## WORK TO COMPLETE
[a] Which function names followed by parentheses appear in the USB patch discussion?
[b] Continue the USB patch discussion from the point where it stops.
------ DOCUMENT EXCERPT ------
Re: [PATCH] usb: chipidea: udc: reject non-control requests while controller is suspended

From: Alan Stern

Date: Wed Apr 01 2026 - 10:19:58 EST

On Wed, Apr 01, 2026 at 06:45:24AM +0000, Andreea.Popescu@xxxxxxxxxxx wrote:
> On Tue, Mar 31, 2026 at 12:21:45PM +0000, Andreea.Popescu@xxxxxxxxxxx wrote:
> >> When Linux runtime PM autosuspends a ChipIdea UDC that is still
> >> enumerated by the host, the driver gates the PHY clocks and marks
> >> the controller as suspended (ci->in_lpm = 1) but deliberately leaves
> >> gadget.speed unchanged so upper-layer gadget drivers do not see a
> >> spurious disconnect.
> >>
> >> The problem is that those same drivers may continue to call
> >> usb_ep_queue() during the autosuspend window. _hardware_enqueue()
> >> silently adds the request to the endpoint queue and returns 0, but
> >> hw_ep_prime() cannot succeed with gated clocks, so the completion
> >> interrupt never fires. The request — and its backing buffer — is
> >> permanently lost. The caller sees a successful return and never
> >> frees the buffer.
------ EXTRACTED INFORMATION ------
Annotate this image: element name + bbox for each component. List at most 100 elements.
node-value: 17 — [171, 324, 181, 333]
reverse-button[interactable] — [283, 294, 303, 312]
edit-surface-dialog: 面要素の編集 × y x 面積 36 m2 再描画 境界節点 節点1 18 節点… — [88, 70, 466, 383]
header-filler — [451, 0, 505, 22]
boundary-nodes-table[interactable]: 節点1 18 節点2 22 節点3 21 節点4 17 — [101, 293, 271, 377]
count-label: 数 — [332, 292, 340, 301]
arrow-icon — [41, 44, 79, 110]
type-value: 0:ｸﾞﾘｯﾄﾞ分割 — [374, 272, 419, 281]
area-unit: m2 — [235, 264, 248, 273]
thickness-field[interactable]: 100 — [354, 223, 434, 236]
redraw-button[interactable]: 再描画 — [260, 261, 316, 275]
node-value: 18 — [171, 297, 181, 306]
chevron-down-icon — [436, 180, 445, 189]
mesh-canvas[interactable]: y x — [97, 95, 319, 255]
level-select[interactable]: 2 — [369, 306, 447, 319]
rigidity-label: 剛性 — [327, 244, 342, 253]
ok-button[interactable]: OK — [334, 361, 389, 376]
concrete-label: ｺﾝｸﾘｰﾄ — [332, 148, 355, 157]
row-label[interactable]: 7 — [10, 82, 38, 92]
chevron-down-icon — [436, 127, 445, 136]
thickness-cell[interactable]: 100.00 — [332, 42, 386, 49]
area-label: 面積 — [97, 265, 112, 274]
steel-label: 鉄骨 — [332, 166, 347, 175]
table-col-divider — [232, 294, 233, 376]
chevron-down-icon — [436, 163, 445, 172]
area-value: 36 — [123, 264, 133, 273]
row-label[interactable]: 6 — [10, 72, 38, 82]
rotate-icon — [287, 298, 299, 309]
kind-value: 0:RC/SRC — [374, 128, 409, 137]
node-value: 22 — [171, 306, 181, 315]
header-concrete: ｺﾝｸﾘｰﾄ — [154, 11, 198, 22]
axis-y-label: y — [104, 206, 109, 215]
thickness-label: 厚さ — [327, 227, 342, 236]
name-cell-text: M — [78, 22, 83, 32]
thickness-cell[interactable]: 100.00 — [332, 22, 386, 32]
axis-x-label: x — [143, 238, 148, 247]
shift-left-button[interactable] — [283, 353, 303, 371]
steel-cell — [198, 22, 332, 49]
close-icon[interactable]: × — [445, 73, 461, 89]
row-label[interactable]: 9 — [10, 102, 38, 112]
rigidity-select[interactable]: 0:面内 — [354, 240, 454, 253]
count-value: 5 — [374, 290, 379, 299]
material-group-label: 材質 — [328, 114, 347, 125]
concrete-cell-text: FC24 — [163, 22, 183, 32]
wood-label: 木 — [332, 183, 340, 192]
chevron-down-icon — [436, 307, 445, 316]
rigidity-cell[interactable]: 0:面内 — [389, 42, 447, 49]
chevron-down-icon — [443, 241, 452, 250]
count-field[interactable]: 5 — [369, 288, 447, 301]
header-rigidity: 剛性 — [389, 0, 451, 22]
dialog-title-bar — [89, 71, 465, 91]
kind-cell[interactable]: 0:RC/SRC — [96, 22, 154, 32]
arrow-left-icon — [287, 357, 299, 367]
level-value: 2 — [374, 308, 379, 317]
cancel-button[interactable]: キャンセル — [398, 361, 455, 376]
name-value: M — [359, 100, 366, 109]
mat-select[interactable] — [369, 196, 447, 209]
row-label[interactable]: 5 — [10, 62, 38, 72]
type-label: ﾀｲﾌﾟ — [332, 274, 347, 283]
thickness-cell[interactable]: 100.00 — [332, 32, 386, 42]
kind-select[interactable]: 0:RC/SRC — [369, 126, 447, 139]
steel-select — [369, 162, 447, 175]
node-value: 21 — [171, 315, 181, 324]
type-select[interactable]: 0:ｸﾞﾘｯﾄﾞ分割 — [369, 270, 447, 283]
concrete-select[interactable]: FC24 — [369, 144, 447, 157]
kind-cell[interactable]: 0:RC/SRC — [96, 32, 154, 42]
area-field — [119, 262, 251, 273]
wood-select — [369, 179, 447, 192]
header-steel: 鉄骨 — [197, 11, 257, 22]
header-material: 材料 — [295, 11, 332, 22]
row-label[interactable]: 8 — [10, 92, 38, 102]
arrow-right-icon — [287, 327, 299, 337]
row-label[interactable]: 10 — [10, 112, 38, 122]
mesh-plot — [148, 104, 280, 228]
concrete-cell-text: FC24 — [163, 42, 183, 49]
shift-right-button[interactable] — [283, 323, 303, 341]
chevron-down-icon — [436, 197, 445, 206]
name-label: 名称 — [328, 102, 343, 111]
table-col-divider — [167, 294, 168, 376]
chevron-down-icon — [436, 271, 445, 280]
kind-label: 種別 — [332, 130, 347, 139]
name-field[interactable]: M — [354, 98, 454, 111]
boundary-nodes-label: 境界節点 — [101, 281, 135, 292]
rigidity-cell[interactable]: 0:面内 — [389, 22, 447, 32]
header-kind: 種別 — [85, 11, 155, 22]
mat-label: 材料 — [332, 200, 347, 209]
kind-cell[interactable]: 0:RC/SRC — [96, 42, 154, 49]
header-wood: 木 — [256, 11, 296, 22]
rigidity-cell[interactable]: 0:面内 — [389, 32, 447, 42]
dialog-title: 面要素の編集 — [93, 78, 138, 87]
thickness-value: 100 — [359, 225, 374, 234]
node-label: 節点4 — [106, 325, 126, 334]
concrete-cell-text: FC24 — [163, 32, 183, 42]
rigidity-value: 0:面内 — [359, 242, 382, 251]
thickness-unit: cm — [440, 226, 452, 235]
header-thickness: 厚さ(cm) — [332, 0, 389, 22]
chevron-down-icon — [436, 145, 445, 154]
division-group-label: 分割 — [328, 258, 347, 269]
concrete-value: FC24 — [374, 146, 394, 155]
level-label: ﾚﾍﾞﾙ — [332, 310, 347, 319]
------
## ANSWERS TO THE EXERCISES
[a] usb_ep_queue(), _hardware_enqueue(), hw_ep_prime()

[b]
> >Won't the request complete normally after the gadget is resumed, or
> >abnormally after a reset, disconnect, or shutdown? Either way, it
> >wouldn't be lost permanently.
> >
> >Alan Stern
> Thank you very much for the review!
> On "complete normally after resume":
> This would be true only if the runtime-resume path reprimed the pending endpoints. It does not. ci_controller_resume() clears PORTSC_PHCD and ci->in_lpm, restoring the PHY, but it performs no endpoint repriming. The TD that was enqueued during the suspended window has its DMA node linked in hwep->qh.queue and the QH's td.next is written, but the OP_ENDPTPRIME write inside hw_ep_prime() was a no-op against gated clocks. After resume the controller has no knowledge of that TD — the ENDPTPRIME/ENDPTSTAT bits are clean — so it never processes it. The request is not picked up automatically.
> A subsequent request on the same endpoint would be appended to the existing TD chain via the "non-empty queue" branch of _hardware_enqueue(), which does not issue a fresh prime either; it relies on the hardware already being active on that endpoint. Since the first prime was lost, that chain never becomes active.

Okay. Then surely the appropriate way to fix the problem is to change
the runtime-resume path so that it _does_ reprime the pending endpoints.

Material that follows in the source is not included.